Your task is to give the data again, exactly, with every line intact.
--- BEGIN ---
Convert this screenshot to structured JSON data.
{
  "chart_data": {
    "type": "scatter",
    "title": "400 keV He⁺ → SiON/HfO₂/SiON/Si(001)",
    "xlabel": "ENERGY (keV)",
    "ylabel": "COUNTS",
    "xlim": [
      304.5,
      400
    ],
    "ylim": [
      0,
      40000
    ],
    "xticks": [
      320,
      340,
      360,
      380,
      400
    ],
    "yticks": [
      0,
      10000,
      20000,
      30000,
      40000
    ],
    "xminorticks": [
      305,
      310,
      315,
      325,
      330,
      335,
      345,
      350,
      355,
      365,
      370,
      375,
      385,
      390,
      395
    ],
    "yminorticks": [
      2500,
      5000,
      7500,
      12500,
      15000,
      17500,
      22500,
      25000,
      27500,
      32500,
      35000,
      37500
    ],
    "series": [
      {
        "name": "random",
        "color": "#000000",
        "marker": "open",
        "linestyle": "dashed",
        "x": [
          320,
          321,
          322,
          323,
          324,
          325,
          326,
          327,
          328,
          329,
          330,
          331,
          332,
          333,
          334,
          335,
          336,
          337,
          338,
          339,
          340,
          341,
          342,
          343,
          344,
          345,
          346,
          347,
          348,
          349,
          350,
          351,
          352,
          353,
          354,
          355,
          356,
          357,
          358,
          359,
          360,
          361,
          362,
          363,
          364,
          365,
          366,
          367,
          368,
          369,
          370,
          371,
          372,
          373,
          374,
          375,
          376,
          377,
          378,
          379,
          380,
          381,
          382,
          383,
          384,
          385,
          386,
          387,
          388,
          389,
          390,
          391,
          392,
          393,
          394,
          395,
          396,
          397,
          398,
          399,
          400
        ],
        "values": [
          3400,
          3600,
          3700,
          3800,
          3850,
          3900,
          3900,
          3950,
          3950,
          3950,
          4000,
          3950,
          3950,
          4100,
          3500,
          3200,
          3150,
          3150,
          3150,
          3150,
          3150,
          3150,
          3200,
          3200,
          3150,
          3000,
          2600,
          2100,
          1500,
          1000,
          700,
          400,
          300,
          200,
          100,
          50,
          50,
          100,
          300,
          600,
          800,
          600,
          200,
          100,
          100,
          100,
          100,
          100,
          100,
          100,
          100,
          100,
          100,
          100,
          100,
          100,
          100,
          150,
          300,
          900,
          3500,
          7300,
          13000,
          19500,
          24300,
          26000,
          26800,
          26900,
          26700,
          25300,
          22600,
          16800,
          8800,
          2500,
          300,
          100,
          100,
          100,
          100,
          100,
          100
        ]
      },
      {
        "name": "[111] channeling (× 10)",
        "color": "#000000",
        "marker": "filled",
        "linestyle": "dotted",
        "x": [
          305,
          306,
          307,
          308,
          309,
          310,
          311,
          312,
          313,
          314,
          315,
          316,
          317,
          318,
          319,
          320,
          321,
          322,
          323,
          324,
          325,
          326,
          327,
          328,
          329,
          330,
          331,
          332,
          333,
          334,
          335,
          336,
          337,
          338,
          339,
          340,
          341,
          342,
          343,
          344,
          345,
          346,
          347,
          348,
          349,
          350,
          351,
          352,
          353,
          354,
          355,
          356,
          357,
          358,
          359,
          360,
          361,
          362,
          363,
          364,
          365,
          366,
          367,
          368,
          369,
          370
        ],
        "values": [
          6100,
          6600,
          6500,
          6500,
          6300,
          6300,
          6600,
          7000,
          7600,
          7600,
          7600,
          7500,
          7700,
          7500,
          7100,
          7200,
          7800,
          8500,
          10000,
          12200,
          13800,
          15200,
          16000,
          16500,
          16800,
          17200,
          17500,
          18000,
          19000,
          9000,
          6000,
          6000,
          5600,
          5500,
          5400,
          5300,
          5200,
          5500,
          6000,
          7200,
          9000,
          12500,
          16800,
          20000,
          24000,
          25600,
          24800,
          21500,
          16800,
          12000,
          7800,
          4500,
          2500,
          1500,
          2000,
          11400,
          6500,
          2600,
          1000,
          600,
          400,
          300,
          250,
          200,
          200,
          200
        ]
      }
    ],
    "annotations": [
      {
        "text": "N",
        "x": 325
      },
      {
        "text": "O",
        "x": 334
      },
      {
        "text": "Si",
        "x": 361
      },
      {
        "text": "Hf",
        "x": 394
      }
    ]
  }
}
--- END ---
FULL SOLUTION:
Convert this screenshot to structured JSON data.
{
  "chart_data": {
    "type": "scatter",
    "title": "400 keV He⁺ → SiON/HfO₂/SiON/Si(001)",
    "xlabel": "ENERGY (keV)",
    "ylabel": "COUNTS",
    "xlim": [
      304.5,
      400
    ],
    "ylim": [
      0,
      40000
    ],
    "xticks": [
      320,
      340,
      360,
      380,
      400
    ],
    "yticks": [
      0,
      10000,
      20000,
      30000,
      40000
    ],
    "xminorticks": [
      305,
      310,
      315,
      325,
      330,
      335,
      345,
      350,
      355,
      365,
      370,
      375,
      385,
      390,
      395
    ],
    "yminorticks": [
      2500,
      5000,
      7500,
      12500,
      15000,
      17500,
      22500,
      25000,
      27500,
      32500,
      35000,
      37500
    ],
    "series": [
      {
        "name": "random",
        "color": "#000000",
        "marker": "open",
        "linestyle": "dashed",
        "x": [
          320,
          321,
          322,
          323,
          324,
          325,
          326,
          327,
          328,
          329,
          330,
          331,
          332,
          333,
          334,
          335,
          336,
          337,
          338,
          339,
          340,
          341,
          342,
          343,
          344,
          345,
          346,
          347,
          348,
          349,
          350,
          351,
          352,
          353,
          354,
          355,
          356,
          357,
          358,
          359,
          360,
          361,
          362,
          363,
          364,
          365,
          366,
          367,
          368,
          369,
          370,
          371,
          372,
          373,
          374,
          375,
          376,
          377,
          378,
          379,
          380,
          381,
          382,
          383,
          384,
          385,
          386,
          387,
          388,
          389,
          390,
          391,
          392,
          393,
          394,
          395,
          396,
          397,
          398,
          399,
          400
        ],
        "values": [
          3400,
          3600,
          3700,
          3800,
          3850,
          3900,
          3900,
          3950,
          3950,
          3950,
          4000,
          3950,
          3950,
          4100,
          3500,
          3200,
          3150,
          3150,
          3150,
          3150,
          3150,
          3150,
          3200,
          3200,
          3150,
          3000,
          2600,
          2100,
          1500,
          1000,
          700,
          400,
          300,
          200,
          100,
          50,
          50,
          100,
          300,
          600,
          800,
          600,
          200,
          100,
          100,
          100,
          100,
          100,
          100,
          100,
          100,
          100,
          100,
          100,
          100,
          100,
          100,
          150,
          300,
          900,
          3500,
          7300,
          13000,
          19500,
          24300,
          26000,
          26800,
          26900,
          26700,
          25300,
          22600,
          16800,
          8800,
          2500,
          300,
          100,
          100,
          100,
          100,
          100,
          100
        ]
      },
      {
        "name": "[111] channeling (× 10)",
        "color": "#000000",
        "marker": "filled",
        "linestyle": "dotted",
        "x": [
          305,
          306,
          307,
          308,
          309,
          310,
          311,
          312,
          313,
          314,
          315,
          316,
          317,
          318,
          319,
          320,
          321,
          322,
          323,
          324,
          325,
          326,
          327,
          328,
          329,
          330,
          331,
          332,
          333,
          334,
          335,
          336,
          337,
          338,
          339,
          340,
          341,
          342,
          343,
          344,
          345,
          346,
          347,
          348,
          349,
          350,
          351,
          352,
          353,
          354,
          355,
          356,
          357,
          358,
          359,
          360,
          361,
          362,
          363,
          364,
          365,
          366,
          367,
          368,
          369,
          370
        ],
        "values": [
          6100,
          6600,
          6500,
          6500,
          6300,
          6300,
          6600,
          7000,
          7600,
          7600,
          7600,
          7500,
          7700,
          7500,
          7100,
          7200,
          7800,
          8500,
          10000,
          12200,
          13800,
          15200,
          16000,
          16500,
          16800,
          17200,
          17500,
          18000,
          19000,
          9000,
          6000,
          6000,
          5600,
          5500,
          5400,
          5300,
          5200,
          5500,
          6000,
          7200,
          9000,
          12500,
          16800,
          20000,
          24000,
          25600,
          24800,
          21500,
          16800,
          12000,
          7800,
          4500,
          2500,
          1500,
          2000,
          11400,
          6500,
          2600,
          1000,
          600,
          400,
          300,
          250,
          200,
          200,
          200
        ]
      }
    ],
    "annotations": [
      {
        "text": "N",
        "x": 325
      },
      {
        "text": "O",
        "x": 334
      },
      {
        "text": "Si",
        "x": 361
      },
      {
        "text": "Hf",
        "x": 394
      }
    ]
  }
}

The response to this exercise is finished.